--- Material supplied ---
+++

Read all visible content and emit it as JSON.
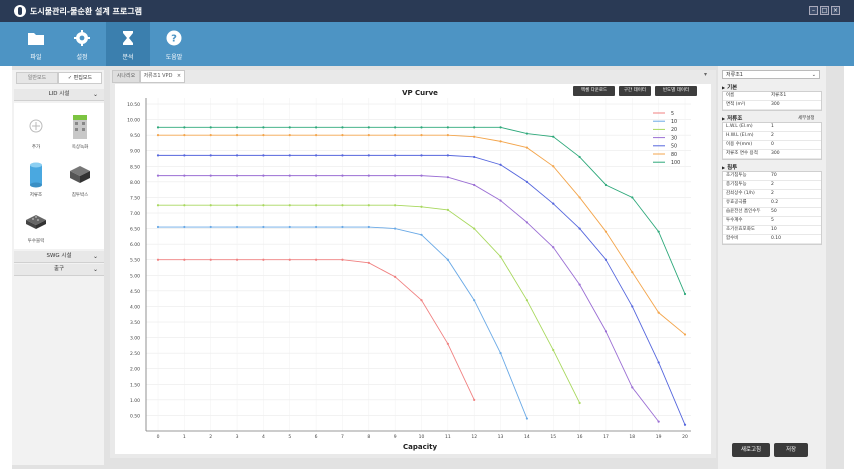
{
  "app": {
    "title": "도시물관리-물순환 설계 프로그램"
  },
  "toolbar": {
    "items": [
      {
        "label": "파일",
        "icon": "folder-icon"
      },
      {
        "label": "설정",
        "icon": "gear-icon"
      },
      {
        "label": "분석",
        "icon": "hourglass-icon"
      },
      {
        "label": "도움말",
        "icon": "help-icon"
      }
    ]
  },
  "left": {
    "tabs": [
      "일반모드",
      "✓ 편집모드"
    ],
    "sections": {
      "lid": "LID 시설",
      "swg": "SWG 시설",
      "outlet": "출구"
    },
    "tiles": [
      "추가",
      "옥상녹화",
      "저류조",
      "침투박스",
      "투수블럭"
    ]
  },
  "center": {
    "tabs": [
      "시나리오",
      "저류조1 VPD",
      "×"
    ],
    "buttons": [
      "엑셀 다운로드",
      "구간 데이터",
      "빈도별 데이터"
    ],
    "menu_arrow": "▾"
  },
  "chart_data": {
    "type": "line",
    "title": "VP Curve",
    "xlabel": "Capacity",
    "ylabel": "",
    "x": [
      0,
      1,
      2,
      3,
      4,
      5,
      6,
      7,
      8,
      9,
      10,
      11,
      12,
      13,
      14,
      15,
      16,
      17,
      18,
      19,
      20
    ],
    "xlim": [
      0,
      20
    ],
    "ylim": [
      0,
      10.5
    ],
    "yticks": [
      0.5,
      1.0,
      1.5,
      2.0,
      2.5,
      3.0,
      3.5,
      4.0,
      4.5,
      5.0,
      5.5,
      6.0,
      6.5,
      7.0,
      7.5,
      8.0,
      8.5,
      9.0,
      9.5,
      10.0,
      10.5
    ],
    "ytick_labels": [
      "0.50",
      "1.00",
      "1.50",
      "2.00",
      "2.50",
      "3.00",
      "3.50",
      "4.00",
      "4.50",
      "5.00",
      "5.50",
      "6.00",
      "6.50",
      "7.00",
      "7.50",
      "8.00",
      "8.50",
      "9.00",
      "9.50",
      "10.00",
      "10.50"
    ],
    "grid": true,
    "legend": "top-right",
    "series": [
      {
        "name": "5",
        "color": "#f08080",
        "values": [
          5.5,
          5.5,
          5.5,
          5.5,
          5.5,
          5.5,
          5.5,
          5.5,
          5.4,
          4.95,
          4.2,
          2.8,
          1.0,
          -0.5,
          null,
          null,
          null,
          null,
          null,
          null,
          null
        ]
      },
      {
        "name": "10",
        "color": "#6aa9e6",
        "values": [
          6.55,
          6.55,
          6.55,
          6.55,
          6.55,
          6.55,
          6.55,
          6.55,
          6.55,
          6.5,
          6.3,
          5.5,
          4.2,
          2.5,
          0.4,
          null,
          null,
          null,
          null,
          null,
          null
        ]
      },
      {
        "name": "20",
        "color": "#a8d85e",
        "values": [
          7.25,
          7.25,
          7.25,
          7.25,
          7.25,
          7.25,
          7.25,
          7.25,
          7.25,
          7.25,
          7.2,
          7.1,
          6.5,
          5.6,
          4.2,
          2.6,
          0.9,
          -0.3,
          null,
          null,
          null
        ]
      },
      {
        "name": "30",
        "color": "#9b6fd4",
        "values": [
          8.2,
          8.2,
          8.2,
          8.2,
          8.2,
          8.2,
          8.2,
          8.2,
          8.2,
          8.2,
          8.2,
          8.15,
          7.9,
          7.4,
          6.7,
          5.9,
          4.7,
          3.2,
          1.4,
          0.3,
          null
        ]
      },
      {
        "name": "50",
        "color": "#5566dd",
        "values": [
          8.85,
          8.85,
          8.85,
          8.85,
          8.85,
          8.85,
          8.85,
          8.85,
          8.85,
          8.85,
          8.85,
          8.85,
          8.8,
          8.55,
          8.0,
          7.3,
          6.5,
          5.5,
          4.0,
          2.2,
          0.2
        ]
      },
      {
        "name": "80",
        "color": "#f3a54c",
        "values": [
          9.5,
          9.5,
          9.5,
          9.5,
          9.5,
          9.5,
          9.5,
          9.5,
          9.5,
          9.5,
          9.5,
          9.5,
          9.45,
          9.3,
          9.1,
          8.5,
          7.5,
          6.4,
          5.1,
          3.8,
          3.1
        ]
      },
      {
        "name": "100",
        "color": "#2da87a",
        "values": [
          9.75,
          9.75,
          9.75,
          9.75,
          9.75,
          9.75,
          9.75,
          9.75,
          9.75,
          9.75,
          9.75,
          9.75,
          9.75,
          9.75,
          9.55,
          9.45,
          8.8,
          7.9,
          7.5,
          6.4,
          4.4
        ]
      }
    ]
  },
  "right": {
    "dropdown": "저류조1",
    "basic_title": "기본",
    "basic_rows": [
      {
        "k": "이름",
        "v": "저류조1"
      },
      {
        "k": "면적 (m²)",
        "v": "300"
      }
    ],
    "storage_title": "저류조",
    "storage_link": "세부설정",
    "storage_rows": [
      {
        "k": "L.W.L (El.m)",
        "v": "1"
      },
      {
        "k": "H.W.L (El.m)",
        "v": "2"
      },
      {
        "k": "이용 수(mm)",
        "v": "0"
      },
      {
        "k": "저류조 면수 용적",
        "v": "300"
      }
    ],
    "infil_title": "침투",
    "infil_rows": [
      {
        "k": "초기침투능",
        "v": "70"
      },
      {
        "k": "종기침투능",
        "v": "2"
      },
      {
        "k": "감쇠상수 (1/h)",
        "v": "2"
      },
      {
        "k": "유효공극률",
        "v": "0.2"
      },
      {
        "k": "습윤전선 흡인수두",
        "v": "50"
      },
      {
        "k": "투수계수",
        "v": "5"
      },
      {
        "k": "초기유효포화도",
        "v": "10"
      },
      {
        "k": "함수비",
        "v": "0.10"
      }
    ],
    "buttons": {
      "refresh": "새로고침",
      "save": "저장"
    }
  }
}
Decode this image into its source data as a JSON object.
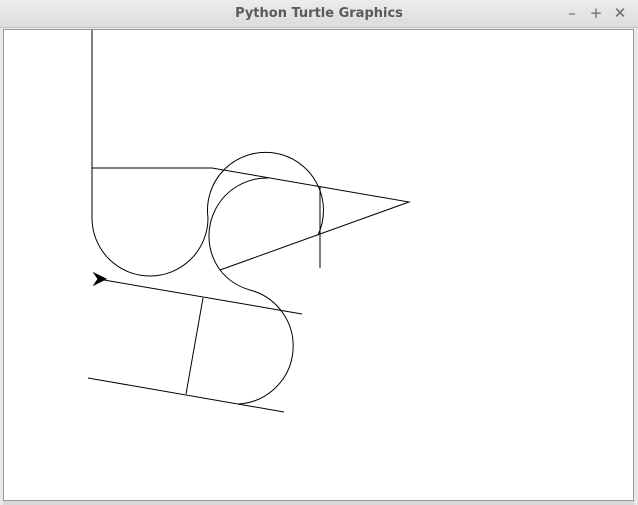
{
  "window": {
    "title": "Python Turtle Graphics",
    "controls": {
      "minimize": "–",
      "maximize": "+",
      "close": "✕"
    }
  },
  "canvas": {
    "background": "#ffffff",
    "stroke": "#000000"
  },
  "turtle": {
    "icon": "turtle-arrow-icon",
    "heading": "east"
  }
}
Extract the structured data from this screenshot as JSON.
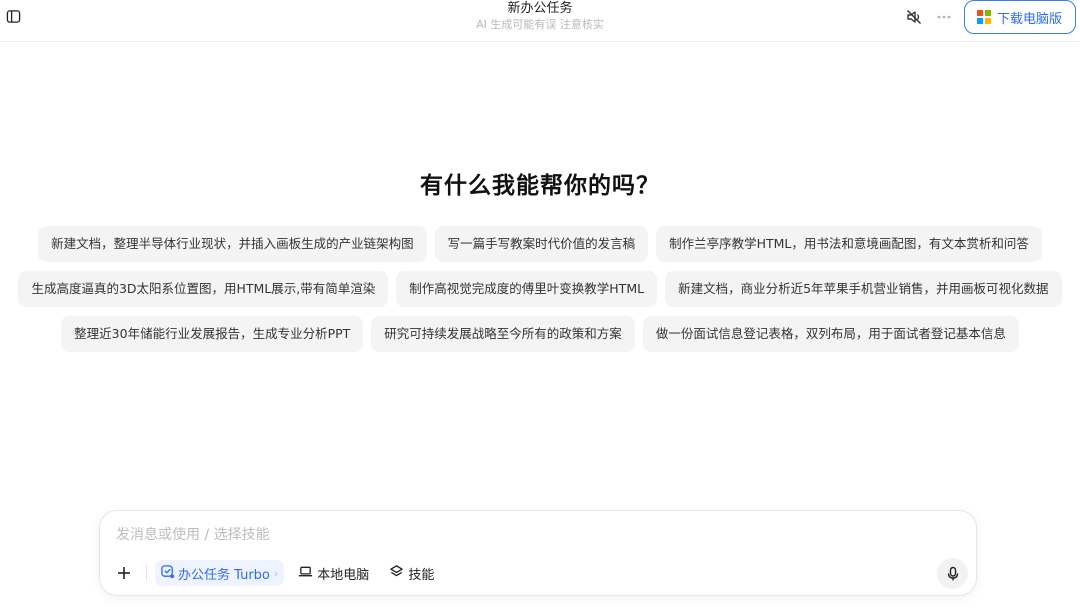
{
  "header": {
    "title": "新办公任务",
    "subtitle": "AI 生成可能有误 注意核实",
    "download_label": "下载电脑版"
  },
  "icons": {
    "sidebar_toggle": "sidebar-panel-icon",
    "mute": "speaker-muted-icon",
    "more": "more-horizontal-icon",
    "windows": "windows-logo-icon",
    "plus": "plus-icon",
    "skill": "office-task-icon",
    "laptop": "laptop-icon",
    "layers": "layers-icon",
    "mic": "microphone-icon"
  },
  "colors": {
    "accent": "#2f6bf0",
    "chip_bg": "#f4f4f5",
    "windows": [
      "#f25022",
      "#7fba00",
      "#00a4ef",
      "#ffb900"
    ]
  },
  "main": {
    "heading": "有什么我能帮你的吗？",
    "suggestion_rows": [
      [
        "新建文档，整理半导体行业现状，并插入画板生成的产业链架构图",
        "写一篇手写教案时代价值的发言稿",
        "制作兰亭序教学HTML，用书法和意境画配图，有文本赏析和问答"
      ],
      [
        "生成高度逼真的3D太阳系位置图，用HTML展示,带有简单渲染",
        "制作高视觉完成度的傅里叶变换教学HTML",
        "新建文档，商业分析近5年苹果手机营业销售，并用画板可视化数据"
      ],
      [
        "整理近30年储能行业发展报告，生成专业分析PPT",
        "研究可持续发展战略至今所有的政策和方案",
        "做一份面试信息登记表格，双列布局，用于面试者登记基本信息"
      ]
    ]
  },
  "composer": {
    "placeholder": "发消息或使用 / 选择技能",
    "value": "",
    "skill_label": "办公任务 Turbo",
    "skill_chevron": "›",
    "local_pc_label": "本地电脑",
    "skills_label": "技能"
  }
}
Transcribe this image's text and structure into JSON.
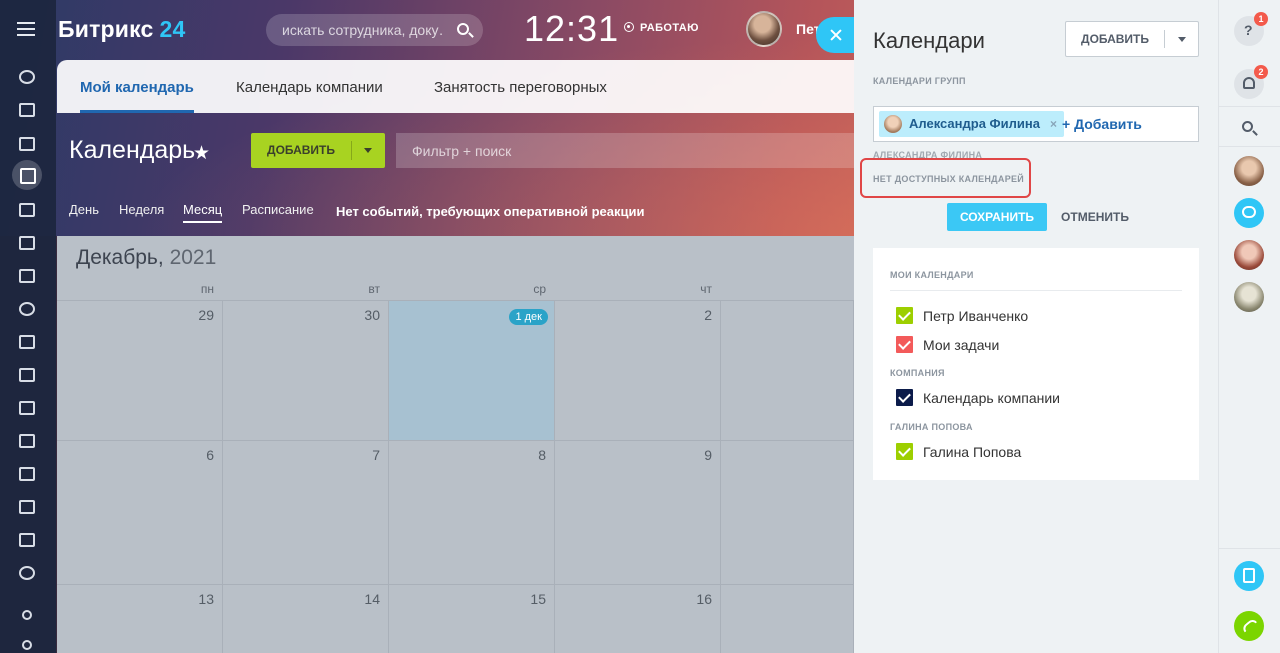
{
  "header": {
    "logo_main": "Битрикс",
    "logo_num": "24",
    "search_placeholder": "искать сотрудника, доку…",
    "clock": "12:31",
    "work_status": "РАБОТАЮ",
    "user_name": "Петр Иванченко"
  },
  "calendar": {
    "tabs": [
      {
        "label": "Мой календарь",
        "active": true
      },
      {
        "label": "Календарь компании",
        "active": false
      },
      {
        "label": "Занятость переговорных",
        "active": false
      }
    ],
    "title": "Календарь",
    "add_label": "ДОБАВИТЬ",
    "filter_placeholder": "Фильтр + поиск",
    "views": [
      {
        "label": "День",
        "active": false
      },
      {
        "label": "Неделя",
        "active": false
      },
      {
        "label": "Месяц",
        "active": true
      },
      {
        "label": "Расписание",
        "active": false
      }
    ],
    "no_events": "Нет событий, требующих оперативной реакции",
    "month": "Декабрь,",
    "year": "2021",
    "weekdays": [
      "пн",
      "вт",
      "ср",
      "чт"
    ],
    "weeks": [
      [
        "29",
        "30",
        "1 дек",
        "2"
      ],
      [
        "6",
        "7",
        "8",
        "9"
      ],
      [
        "13",
        "14",
        "15",
        "16"
      ]
    ],
    "today": "1 дек"
  },
  "panel": {
    "title": "Календари",
    "add_label": "ДОБАВИТЬ",
    "group_section": "КАЛЕНДАРИ ГРУПП",
    "selected_user": "Александра Филина",
    "add_link": "+ Добавить",
    "user_section": "АЛЕКСАНДРА ФИЛИНА",
    "no_calendars": "НЕТ ДОСТУПНЫХ КАЛЕНДАРЕЙ",
    "save_label": "СОХРАНИТЬ",
    "cancel_label": "ОТМЕНИТЬ",
    "my_calendars_label": "МОИ КАЛЕНДАРИ",
    "my_calendars": [
      {
        "name": "Петр Иванченко",
        "color": "#9dcf00"
      },
      {
        "name": "Мои задачи",
        "color": "#f35a5a"
      }
    ],
    "company_label": "КОМПАНИЯ",
    "company_calendars": [
      {
        "name": "Календарь компании",
        "color": "#0b1b4a"
      }
    ],
    "galina_label": "ГАЛИНА ПОПОВА",
    "galina_calendars": [
      {
        "name": "Галина Попова",
        "color": "#9dcf00"
      }
    ]
  },
  "rightbar": {
    "help_badge": "1",
    "notify_badge": "2"
  },
  "colors": {
    "accent": "#2fc6f6",
    "add_green": "#a8d321",
    "link_blue": "#2067b0"
  }
}
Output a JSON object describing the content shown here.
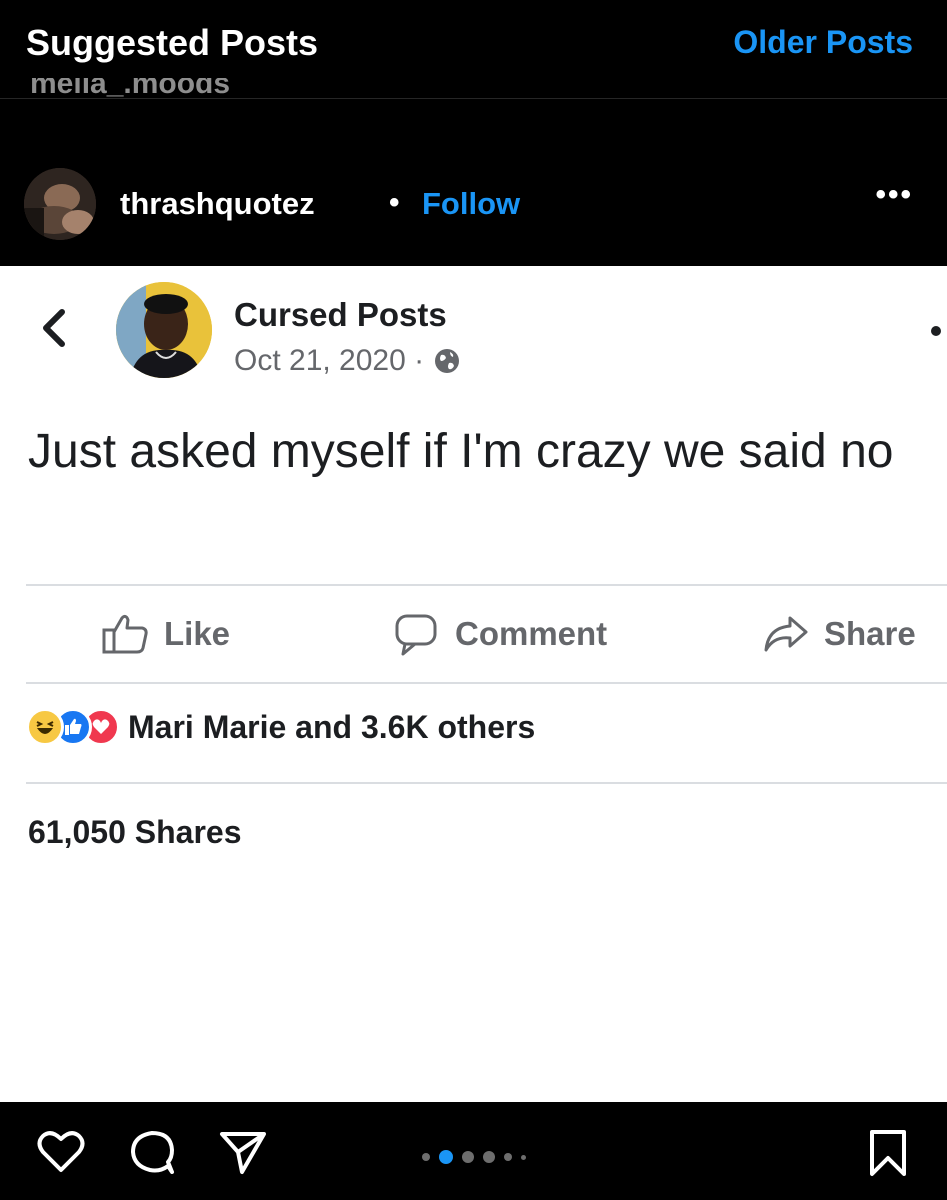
{
  "top_bar": {
    "title": "Suggested Posts",
    "older_posts": "Older Posts",
    "cut_off_username": "melia_.moods"
  },
  "post_header": {
    "username": "thrashquotez",
    "separator": "•",
    "follow": "Follow",
    "more": "•••"
  },
  "fb_post": {
    "page_name": "Cursed Posts",
    "date": "Oct 21, 2020 ·",
    "text": "Just asked myself if I'm crazy we said no",
    "actions": {
      "like": "Like",
      "comment": "Comment",
      "share": "Share"
    },
    "reactions_text": "Mari Marie and 3.6K others",
    "shares_text": "61,050 Shares"
  },
  "carousel": {
    "count": 6,
    "active_index": 1
  },
  "colors": {
    "instagram_blue": "#1a95f5",
    "facebook_gray": "#65676b",
    "like_blue": "#1877f2",
    "love_red": "#f0384f",
    "laugh_yellow": "#f7c843"
  },
  "icons": {
    "back": "chevron-left-icon",
    "globe": "globe-icon",
    "like": "thumbs-up-icon",
    "comment": "comment-bubble-icon",
    "share": "share-arrow-icon",
    "heart": "heart-icon",
    "ig_comment": "comment-icon",
    "direct": "paper-plane-icon",
    "save": "bookmark-icon"
  }
}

+++

--- Set task ---
Search the listing for the word "新建文档" and return each line that holds it.

--- Result ---
        "新建文档，整理半导体行业现状，并插入画板生成的产业链架构图",
        "新建文档，商业分析近5年苹果手机营业销售，并用画板可视化数据"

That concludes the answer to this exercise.